* **Work to be completed**: Your task is to restate the data word for word.

* Start Data section *

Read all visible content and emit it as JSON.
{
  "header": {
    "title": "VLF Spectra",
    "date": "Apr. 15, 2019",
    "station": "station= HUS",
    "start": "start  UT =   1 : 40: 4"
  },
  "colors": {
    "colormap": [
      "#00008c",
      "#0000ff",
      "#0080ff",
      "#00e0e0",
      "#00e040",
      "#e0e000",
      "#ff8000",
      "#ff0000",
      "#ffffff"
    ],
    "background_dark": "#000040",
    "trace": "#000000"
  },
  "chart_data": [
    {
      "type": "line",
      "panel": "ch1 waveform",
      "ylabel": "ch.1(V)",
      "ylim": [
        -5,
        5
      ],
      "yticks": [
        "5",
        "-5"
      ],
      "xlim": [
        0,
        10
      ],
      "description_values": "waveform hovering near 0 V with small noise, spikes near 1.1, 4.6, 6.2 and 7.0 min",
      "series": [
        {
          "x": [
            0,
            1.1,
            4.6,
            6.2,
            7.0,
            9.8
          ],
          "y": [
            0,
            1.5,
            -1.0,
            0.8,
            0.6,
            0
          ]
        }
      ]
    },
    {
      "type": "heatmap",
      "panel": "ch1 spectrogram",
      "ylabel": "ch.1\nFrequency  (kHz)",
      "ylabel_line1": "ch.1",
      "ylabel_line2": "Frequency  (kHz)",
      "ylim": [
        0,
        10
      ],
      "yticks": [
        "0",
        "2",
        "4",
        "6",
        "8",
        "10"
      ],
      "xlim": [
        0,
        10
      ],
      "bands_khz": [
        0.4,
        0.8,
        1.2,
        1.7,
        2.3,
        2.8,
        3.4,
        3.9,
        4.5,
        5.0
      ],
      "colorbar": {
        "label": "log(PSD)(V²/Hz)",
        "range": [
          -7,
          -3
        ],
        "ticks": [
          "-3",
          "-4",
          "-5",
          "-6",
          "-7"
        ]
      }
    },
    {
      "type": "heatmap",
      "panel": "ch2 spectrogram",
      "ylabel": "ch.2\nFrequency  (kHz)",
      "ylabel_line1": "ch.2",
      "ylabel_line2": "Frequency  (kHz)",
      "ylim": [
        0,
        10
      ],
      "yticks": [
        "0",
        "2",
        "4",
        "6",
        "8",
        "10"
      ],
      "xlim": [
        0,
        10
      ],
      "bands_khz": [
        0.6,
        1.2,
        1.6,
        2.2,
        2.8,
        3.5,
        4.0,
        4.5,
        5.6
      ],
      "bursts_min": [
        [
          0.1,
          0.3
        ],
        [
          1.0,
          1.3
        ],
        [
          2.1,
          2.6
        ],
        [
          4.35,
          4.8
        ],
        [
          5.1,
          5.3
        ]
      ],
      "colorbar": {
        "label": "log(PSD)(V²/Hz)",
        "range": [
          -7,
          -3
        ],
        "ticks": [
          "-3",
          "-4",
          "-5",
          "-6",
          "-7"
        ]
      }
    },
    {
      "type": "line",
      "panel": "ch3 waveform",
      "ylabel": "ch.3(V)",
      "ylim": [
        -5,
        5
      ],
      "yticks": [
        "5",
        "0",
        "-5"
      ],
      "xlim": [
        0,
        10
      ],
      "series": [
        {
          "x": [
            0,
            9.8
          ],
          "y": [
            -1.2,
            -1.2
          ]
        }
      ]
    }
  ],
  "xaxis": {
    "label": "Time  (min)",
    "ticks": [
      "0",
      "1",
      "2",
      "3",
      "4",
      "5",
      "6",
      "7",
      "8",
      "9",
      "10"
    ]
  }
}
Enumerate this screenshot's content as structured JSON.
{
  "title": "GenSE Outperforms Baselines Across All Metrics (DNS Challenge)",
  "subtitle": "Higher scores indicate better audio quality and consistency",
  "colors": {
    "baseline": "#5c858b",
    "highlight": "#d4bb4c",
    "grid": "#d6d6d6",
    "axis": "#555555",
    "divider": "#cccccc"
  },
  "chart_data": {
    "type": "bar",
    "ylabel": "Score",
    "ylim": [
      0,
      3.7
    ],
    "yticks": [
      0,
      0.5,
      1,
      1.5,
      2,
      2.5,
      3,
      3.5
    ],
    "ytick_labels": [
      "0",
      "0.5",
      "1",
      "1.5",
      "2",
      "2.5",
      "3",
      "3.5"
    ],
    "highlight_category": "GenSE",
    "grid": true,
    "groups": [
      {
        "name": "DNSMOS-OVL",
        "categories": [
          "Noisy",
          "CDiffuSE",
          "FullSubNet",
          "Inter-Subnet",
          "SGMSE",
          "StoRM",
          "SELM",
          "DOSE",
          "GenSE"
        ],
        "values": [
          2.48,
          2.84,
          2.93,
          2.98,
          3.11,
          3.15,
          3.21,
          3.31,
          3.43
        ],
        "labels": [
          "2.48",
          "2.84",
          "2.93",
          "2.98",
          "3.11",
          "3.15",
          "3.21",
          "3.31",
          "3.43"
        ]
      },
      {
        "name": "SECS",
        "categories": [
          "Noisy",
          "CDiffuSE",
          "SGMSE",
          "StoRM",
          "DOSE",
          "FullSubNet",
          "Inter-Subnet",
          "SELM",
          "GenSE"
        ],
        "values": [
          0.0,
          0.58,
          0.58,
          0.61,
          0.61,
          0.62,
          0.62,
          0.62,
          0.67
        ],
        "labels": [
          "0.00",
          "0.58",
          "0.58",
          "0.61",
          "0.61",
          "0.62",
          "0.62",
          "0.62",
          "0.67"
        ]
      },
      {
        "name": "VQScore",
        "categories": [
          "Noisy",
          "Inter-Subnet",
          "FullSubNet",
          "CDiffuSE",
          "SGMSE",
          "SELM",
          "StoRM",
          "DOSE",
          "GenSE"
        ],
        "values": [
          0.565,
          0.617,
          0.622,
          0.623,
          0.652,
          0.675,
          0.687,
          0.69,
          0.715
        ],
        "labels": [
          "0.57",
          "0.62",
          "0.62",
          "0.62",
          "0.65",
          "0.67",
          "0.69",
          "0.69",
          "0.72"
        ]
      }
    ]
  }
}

* End Data section *

* **Completed task**:
Read all visible content and emit it as JSON.
{
  "header": {
    "title": "VLF Spectra",
    "date": "Apr. 15, 2019",
    "station": "station= HUS",
    "start": "start  UT =   1 : 40: 4"
  },
  "colors": {
    "colormap": [
      "#00008c",
      "#0000ff",
      "#0080ff",
      "#00e0e0",
      "#00e040",
      "#e0e000",
      "#ff8000",
      "#ff0000",
      "#ffffff"
    ],
    "background_dark": "#000040",
    "trace": "#000000"
  },
  "chart_data": [
    {
      "type": "line",
      "panel": "ch1 waveform",
      "ylabel": "ch.1(V)",
      "ylim": [
        -5,
        5
      ],
      "yticks": [
        "5",
        "-5"
      ],
      "xlim": [
        0,
        10
      ],
      "description_values": "waveform hovering near 0 V with small noise, spikes near 1.1, 4.6, 6.2 and 7.0 min",
      "series": [
        {
          "x": [
            0,
            1.1,
            4.6,
            6.2,
            7.0,
            9.8
          ],
          "y": [
            0,
            1.5,
            -1.0,
            0.8,
            0.6,
            0
          ]
        }
      ]
    },
    {
      "type": "heatmap",
      "panel": "ch1 spectrogram",
      "ylabel": "ch.1\nFrequency  (kHz)",
      "ylabel_line1": "ch.1",
      "ylabel_line2": "Frequency  (kHz)",
      "ylim": [
        0,
        10
      ],
      "yticks": [
        "0",
        "2",
        "4",
        "6",
        "8",
        "10"
      ],
      "xlim": [
        0,
        10
      ],
      "bands_khz": [
        0.4,
        0.8,
        1.2,
        1.7,
        2.3,
        2.8,
        3.4,
        3.9,
        4.5,
        5.0
      ],
      "colorbar": {
        "label": "log(PSD)(V²/Hz)",
        "range": [
          -7,
          -3
        ],
        "ticks": [
          "-3",
          "-4",
          "-5",
          "-6",
          "-7"
        ]
      }
    },
    {
      "type": "heatmap",
      "panel": "ch2 spectrogram",
      "ylabel": "ch.2\nFrequency  (kHz)",
      "ylabel_line1": "ch.2",
      "ylabel_line2": "Frequency  (kHz)",
      "ylim": [
        0,
        10
      ],
      "yticks": [
        "0",
        "2",
        "4",
        "6",
        "8",
        "10"
      ],
      "xlim": [
        0,
        10
      ],
      "bands_khz": [
        0.6,
        1.2,
        1.6,
        2.2,
        2.8,
        3.5,
        4.0,
        4.5,
        5.6
      ],
      "bursts_min": [
        [
          0.1,
          0.3
        ],
        [
          1.0,
          1.3
        ],
        [
          2.1,
          2.6
        ],
        [
          4.35,
          4.8
        ],
        [
          5.1,
          5.3
        ]
      ],
      "colorbar": {
        "label": "log(PSD)(V²/Hz)",
        "range": [
          -7,
          -3
        ],
        "ticks": [
          "-3",
          "-4",
          "-5",
          "-6",
          "-7"
        ]
      }
    },
    {
      "type": "line",
      "panel": "ch3 waveform",
      "ylabel": "ch.3(V)",
      "ylim": [
        -5,
        5
      ],
      "yticks": [
        "5",
        "0",
        "-5"
      ],
      "xlim": [
        0,
        10
      ],
      "series": [
        {
          "x": [
            0,
            9.8
          ],
          "y": [
            -1.2,
            -1.2
          ]
        }
      ]
    }
  ],
  "xaxis": {
    "label": "Time  (min)",
    "ticks": [
      "0",
      "1",
      "2",
      "3",
      "4",
      "5",
      "6",
      "7",
      "8",
      "9",
      "10"
    ]
  }
}
Enumerate this screenshot's content as structured JSON.
{
  "title": "GenSE Outperforms Baselines Across All Metrics (DNS Challenge)",
  "subtitle": "Higher scores indicate better audio quality and consistency",
  "colors": {
    "baseline": "#5c858b",
    "highlight": "#d4bb4c",
    "grid": "#d6d6d6",
    "axis": "#555555",
    "divider": "#cccccc"
  },
  "chart_data": {
    "type": "bar",
    "ylabel": "Score",
    "ylim": [
      0,
      3.7
    ],
    "yticks": [
      0,
      0.5,
      1,
      1.5,
      2,
      2.5,
      3,
      3.5
    ],
    "ytick_labels": [
      "0",
      "0.5",
      "1",
      "1.5",
      "2",
      "2.5",
      "3",
      "3.5"
    ],
    "highlight_category": "GenSE",
    "grid": true,
    "groups": [
      {
        "name": "DNSMOS-OVL",
        "categories": [
          "Noisy",
          "CDiffuSE",
          "FullSubNet",
          "Inter-Subnet",
          "SGMSE",
          "StoRM",
          "SELM",
          "DOSE",
          "GenSE"
        ],
        "values": [
          2.48,
          2.84,
          2.93,
          2.98,
          3.11,
          3.15,
          3.21,
          3.31,
          3.43
        ],
        "labels": [
          "2.48",
          "2.84",
          "2.93",
          "2.98",
          "3.11",
          "3.15",
          "3.21",
          "3.31",
          "3.43"
        ]
      },
      {
        "name": "SECS",
        "categories": [
          "Noisy",
          "CDiffuSE",
          "SGMSE",
          "StoRM",
          "DOSE",
          "FullSubNet",
          "Inter-Subnet",
          "SELM",
          "GenSE"
        ],
        "values": [
          0.0,
          0.58,
          0.58,
          0.61,
          0.61,
          0.62,
          0.62,
          0.62,
          0.67
        ],
        "labels": [
          "0.00",
          "0.58",
          "0.58",
          "0.61",
          "0.61",
          "0.62",
          "0.62",
          "0.62",
          "0.67"
        ]
      },
      {
        "name": "VQScore",
        "categories": [
          "Noisy",
          "Inter-Subnet",
          "FullSubNet",
          "CDiffuSE",
          "SGMSE",
          "SELM",
          "StoRM",
          "DOSE",
          "GenSE"
        ],
        "values": [
          0.565,
          0.617,
          0.622,
          0.623,
          0.652,
          0.675,
          0.687,
          0.69,
          0.715
        ],
        "labels": [
          "0.57",
          "0.62",
          "0.62",
          "0.62",
          "0.65",
          "0.67",
          "0.69",
          "0.69",
          "0.72"
        ]
      }
    ]
  }
}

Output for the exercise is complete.